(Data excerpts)
★ ★ ★ ★
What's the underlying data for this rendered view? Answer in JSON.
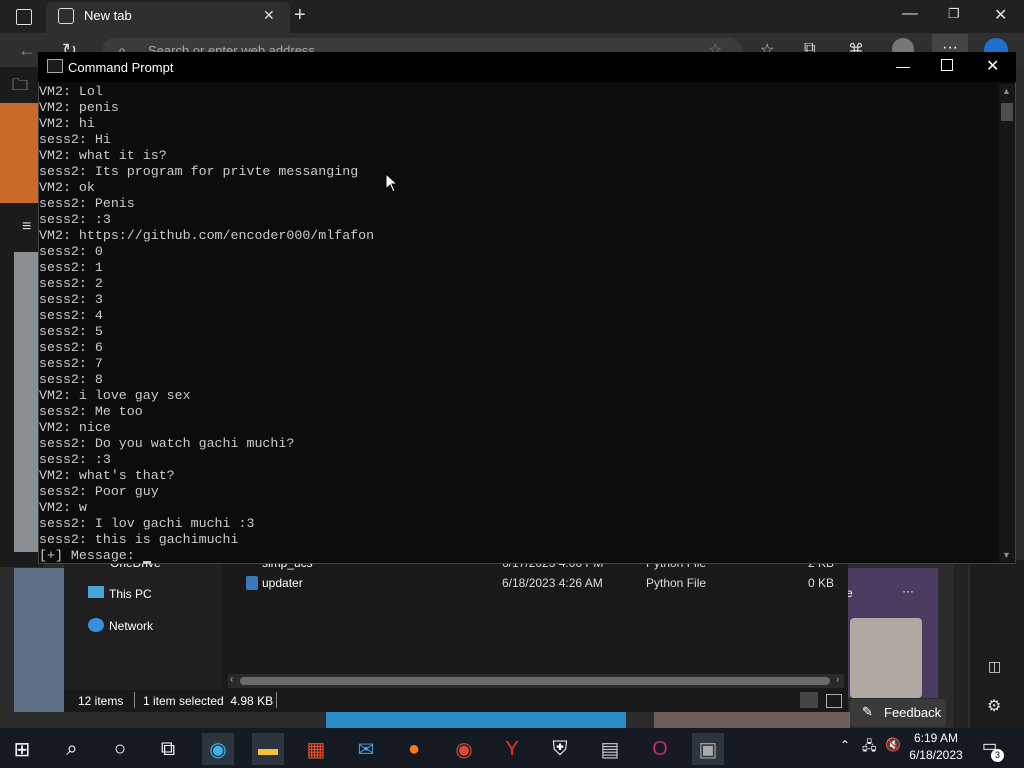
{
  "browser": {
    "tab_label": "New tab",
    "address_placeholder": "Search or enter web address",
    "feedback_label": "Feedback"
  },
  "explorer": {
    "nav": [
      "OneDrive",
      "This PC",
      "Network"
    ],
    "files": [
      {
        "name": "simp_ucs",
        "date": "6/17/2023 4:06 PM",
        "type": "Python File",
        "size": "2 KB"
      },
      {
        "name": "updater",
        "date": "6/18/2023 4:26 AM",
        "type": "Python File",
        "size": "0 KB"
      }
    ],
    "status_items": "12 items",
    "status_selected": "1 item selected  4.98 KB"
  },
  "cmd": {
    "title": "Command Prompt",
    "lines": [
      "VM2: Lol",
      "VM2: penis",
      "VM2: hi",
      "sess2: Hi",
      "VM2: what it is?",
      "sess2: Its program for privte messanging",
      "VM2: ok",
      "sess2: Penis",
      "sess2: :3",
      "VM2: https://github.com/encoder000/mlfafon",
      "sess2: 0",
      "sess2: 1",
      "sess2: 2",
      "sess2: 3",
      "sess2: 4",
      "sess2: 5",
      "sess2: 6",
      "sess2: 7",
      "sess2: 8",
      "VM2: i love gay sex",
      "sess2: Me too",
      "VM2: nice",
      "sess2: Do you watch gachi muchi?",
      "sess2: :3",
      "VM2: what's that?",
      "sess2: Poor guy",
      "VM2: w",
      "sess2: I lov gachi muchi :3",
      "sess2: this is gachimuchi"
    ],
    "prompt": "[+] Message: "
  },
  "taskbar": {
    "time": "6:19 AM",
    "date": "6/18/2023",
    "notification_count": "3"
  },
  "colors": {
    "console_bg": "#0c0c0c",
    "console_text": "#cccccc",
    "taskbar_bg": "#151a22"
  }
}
★ ★ ★ ★
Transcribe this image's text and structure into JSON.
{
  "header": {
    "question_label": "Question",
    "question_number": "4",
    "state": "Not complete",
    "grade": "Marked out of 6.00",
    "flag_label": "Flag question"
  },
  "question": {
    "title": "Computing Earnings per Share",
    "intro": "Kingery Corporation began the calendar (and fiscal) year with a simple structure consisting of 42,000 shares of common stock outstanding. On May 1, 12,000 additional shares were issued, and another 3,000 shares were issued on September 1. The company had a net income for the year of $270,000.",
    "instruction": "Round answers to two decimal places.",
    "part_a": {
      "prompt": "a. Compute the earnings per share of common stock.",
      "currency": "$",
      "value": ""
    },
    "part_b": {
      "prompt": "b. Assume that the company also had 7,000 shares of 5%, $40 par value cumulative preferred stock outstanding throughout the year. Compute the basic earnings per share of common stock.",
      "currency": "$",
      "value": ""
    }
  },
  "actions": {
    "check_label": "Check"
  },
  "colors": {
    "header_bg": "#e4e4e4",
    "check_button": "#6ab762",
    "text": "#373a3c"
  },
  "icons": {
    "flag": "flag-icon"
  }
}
★ ★ ★ ★
### Objective
Search the data for the string "stock". List each line that has it.

### Result of this exercise
    "intro": "Kingery Corporation began the calendar (and fiscal) year with a simple structure consisting of 42,000 shares of common stock outstanding. On May 1, 12,000 additional shares were issued, and another 3,000 shares were issued on September 1. The company had a net income for the year of $270,000.",
      "prompt": "a. Compute the earnings per share of common stock.",
      "prompt": "b. Assume that the company also had 7,000 shares of 5%, $40 par value cumulative preferred stock outstanding throughout the year. Compute the basic earnings per share of common stock.",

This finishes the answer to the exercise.